• Goal:
Read the lines below. Copy out any that hold the string "клетки".

• Material to process:
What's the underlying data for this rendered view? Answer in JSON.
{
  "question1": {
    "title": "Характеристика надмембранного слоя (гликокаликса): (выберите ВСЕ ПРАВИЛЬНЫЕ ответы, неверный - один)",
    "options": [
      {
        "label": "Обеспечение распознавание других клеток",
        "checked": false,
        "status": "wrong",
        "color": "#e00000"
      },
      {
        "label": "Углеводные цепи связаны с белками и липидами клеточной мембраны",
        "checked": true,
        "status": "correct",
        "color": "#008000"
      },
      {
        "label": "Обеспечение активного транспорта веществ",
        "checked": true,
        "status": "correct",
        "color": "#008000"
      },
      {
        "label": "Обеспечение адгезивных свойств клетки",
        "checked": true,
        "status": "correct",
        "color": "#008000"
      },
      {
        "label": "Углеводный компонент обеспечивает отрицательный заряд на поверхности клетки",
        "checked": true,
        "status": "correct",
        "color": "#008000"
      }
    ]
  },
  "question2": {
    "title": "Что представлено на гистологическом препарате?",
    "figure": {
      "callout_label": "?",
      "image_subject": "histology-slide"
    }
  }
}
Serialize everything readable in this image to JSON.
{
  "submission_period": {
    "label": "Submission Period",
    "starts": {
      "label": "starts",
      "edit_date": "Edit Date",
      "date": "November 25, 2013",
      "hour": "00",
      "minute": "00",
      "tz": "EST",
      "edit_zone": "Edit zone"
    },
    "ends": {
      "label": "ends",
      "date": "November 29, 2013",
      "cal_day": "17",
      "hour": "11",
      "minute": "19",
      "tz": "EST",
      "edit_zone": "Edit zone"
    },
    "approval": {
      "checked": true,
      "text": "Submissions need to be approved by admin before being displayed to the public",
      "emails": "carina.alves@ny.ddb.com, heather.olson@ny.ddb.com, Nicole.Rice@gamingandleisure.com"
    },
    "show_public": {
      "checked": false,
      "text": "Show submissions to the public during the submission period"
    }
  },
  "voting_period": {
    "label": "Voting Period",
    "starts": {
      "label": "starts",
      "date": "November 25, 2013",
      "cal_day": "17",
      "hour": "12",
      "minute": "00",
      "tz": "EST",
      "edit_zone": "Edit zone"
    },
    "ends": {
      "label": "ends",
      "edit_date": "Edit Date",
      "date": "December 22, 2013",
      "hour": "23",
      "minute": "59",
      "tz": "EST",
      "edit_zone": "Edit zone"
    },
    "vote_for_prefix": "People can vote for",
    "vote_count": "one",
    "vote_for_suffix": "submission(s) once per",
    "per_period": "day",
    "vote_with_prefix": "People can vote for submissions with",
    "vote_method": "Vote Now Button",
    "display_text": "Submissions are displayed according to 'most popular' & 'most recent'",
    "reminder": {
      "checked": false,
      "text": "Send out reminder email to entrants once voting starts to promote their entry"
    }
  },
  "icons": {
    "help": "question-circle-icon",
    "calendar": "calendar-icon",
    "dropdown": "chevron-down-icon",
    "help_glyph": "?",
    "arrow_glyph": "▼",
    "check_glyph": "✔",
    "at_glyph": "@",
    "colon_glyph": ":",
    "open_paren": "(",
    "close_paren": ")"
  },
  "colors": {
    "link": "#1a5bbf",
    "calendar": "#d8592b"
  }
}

• Response for this exercise:
        "label": "Обеспечение адгезивных свойств клетки",
        "label": "Углеводный компонент обеспечивает отрицательный заряд на поверхности клетки",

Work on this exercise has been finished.